Given request: Write out every entry exactly as it stands.

Recorded information:
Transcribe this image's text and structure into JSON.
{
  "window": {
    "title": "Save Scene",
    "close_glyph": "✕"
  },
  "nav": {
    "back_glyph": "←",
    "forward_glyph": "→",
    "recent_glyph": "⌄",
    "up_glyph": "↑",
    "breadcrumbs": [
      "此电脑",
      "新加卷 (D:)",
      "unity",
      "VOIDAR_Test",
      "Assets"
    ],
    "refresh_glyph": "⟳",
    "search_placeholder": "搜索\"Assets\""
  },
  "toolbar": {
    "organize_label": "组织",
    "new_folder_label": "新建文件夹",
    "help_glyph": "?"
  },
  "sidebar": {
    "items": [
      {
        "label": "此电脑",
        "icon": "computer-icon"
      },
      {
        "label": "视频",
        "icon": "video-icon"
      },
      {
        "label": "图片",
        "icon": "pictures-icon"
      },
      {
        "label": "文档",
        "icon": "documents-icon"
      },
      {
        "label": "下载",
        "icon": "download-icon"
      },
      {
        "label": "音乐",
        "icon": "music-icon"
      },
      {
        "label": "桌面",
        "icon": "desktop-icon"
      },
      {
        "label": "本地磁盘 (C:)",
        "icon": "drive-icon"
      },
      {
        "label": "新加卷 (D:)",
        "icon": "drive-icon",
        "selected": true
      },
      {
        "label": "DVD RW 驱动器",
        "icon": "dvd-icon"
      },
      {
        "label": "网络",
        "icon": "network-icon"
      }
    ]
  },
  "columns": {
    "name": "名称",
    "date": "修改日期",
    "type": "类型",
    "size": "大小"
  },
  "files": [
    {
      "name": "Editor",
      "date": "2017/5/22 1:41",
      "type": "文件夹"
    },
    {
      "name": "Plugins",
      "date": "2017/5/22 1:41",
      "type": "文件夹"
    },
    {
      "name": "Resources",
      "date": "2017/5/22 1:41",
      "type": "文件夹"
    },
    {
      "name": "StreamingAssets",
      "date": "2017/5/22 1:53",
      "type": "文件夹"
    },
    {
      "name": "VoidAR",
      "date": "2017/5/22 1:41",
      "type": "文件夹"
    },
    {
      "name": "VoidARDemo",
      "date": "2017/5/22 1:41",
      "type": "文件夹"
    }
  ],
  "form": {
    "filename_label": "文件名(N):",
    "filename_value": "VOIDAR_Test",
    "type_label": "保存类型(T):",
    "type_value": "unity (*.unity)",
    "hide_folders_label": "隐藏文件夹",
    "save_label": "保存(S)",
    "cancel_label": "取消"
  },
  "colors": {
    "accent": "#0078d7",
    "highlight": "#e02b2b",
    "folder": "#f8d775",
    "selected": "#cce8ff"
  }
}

Reply:
Transcribe this image's text and structure into JSON.
{
  "window": {
    "title": "Save Scene",
    "close_glyph": "✕"
  },
  "nav": {
    "back_glyph": "←",
    "forward_glyph": "→",
    "recent_glyph": "⌄",
    "up_glyph": "↑",
    "breadcrumbs": [
      "此电脑",
      "新加卷 (D:)",
      "unity",
      "VOIDAR_Test",
      "Assets"
    ],
    "refresh_glyph": "⟳",
    "search_placeholder": "搜索\"Assets\""
  },
  "toolbar": {
    "organize_label": "组织",
    "new_folder_label": "新建文件夹",
    "help_glyph": "?"
  },
  "sidebar": {
    "items": [
      {
        "label": "此电脑",
        "icon": "computer-icon"
      },
      {
        "label": "视频",
        "icon": "video-icon"
      },
      {
        "label": "图片",
        "icon": "pictures-icon"
      },
      {
        "label": "文档",
        "icon": "documents-icon"
      },
      {
        "label": "下载",
        "icon": "download-icon"
      },
      {
        "label": "音乐",
        "icon": "music-icon"
      },
      {
        "label": "桌面",
        "icon": "desktop-icon"
      },
      {
        "label": "本地磁盘 (C:)",
        "icon": "drive-icon"
      },
      {
        "label": "新加卷 (D:)",
        "icon": "drive-icon",
        "selected": true
      },
      {
        "label": "DVD RW 驱动器",
        "icon": "dvd-icon"
      },
      {
        "label": "网络",
        "icon": "network-icon"
      }
    ]
  },
  "columns": {
    "name": "名称",
    "date": "修改日期",
    "type": "类型",
    "size": "大小"
  },
  "files": [
    {
      "name": "Editor",
      "date": "2017/5/22 1:41",
      "type": "文件夹"
    },
    {
      "name": "Plugins",
      "date": "2017/5/22 1:41",
      "type": "文件夹"
    },
    {
      "name": "Resources",
      "date": "2017/5/22 1:41",
      "type": "文件夹"
    },
    {
      "name": "StreamingAssets",
      "date": "2017/5/22 1:53",
      "type": "文件夹"
    },
    {
      "name": "VoidAR",
      "date": "2017/5/22 1:41",
      "type": "文件夹"
    },
    {
      "name": "VoidARDemo",
      "date": "2017/5/22 1:41",
      "type": "文件夹"
    }
  ],
  "form": {
    "filename_label": "文件名(N):",
    "filename_value": "VOIDAR_Test",
    "type_label": "保存类型(T):",
    "type_value": "unity (*.unity)",
    "hide_folders_label": "隐藏文件夹",
    "save_label": "保存(S)",
    "cancel_label": "取消"
  },
  "colors": {
    "accent": "#0078d7",
    "highlight": "#e02b2b",
    "folder": "#f8d775",
    "selected": "#cce8ff"
  }
}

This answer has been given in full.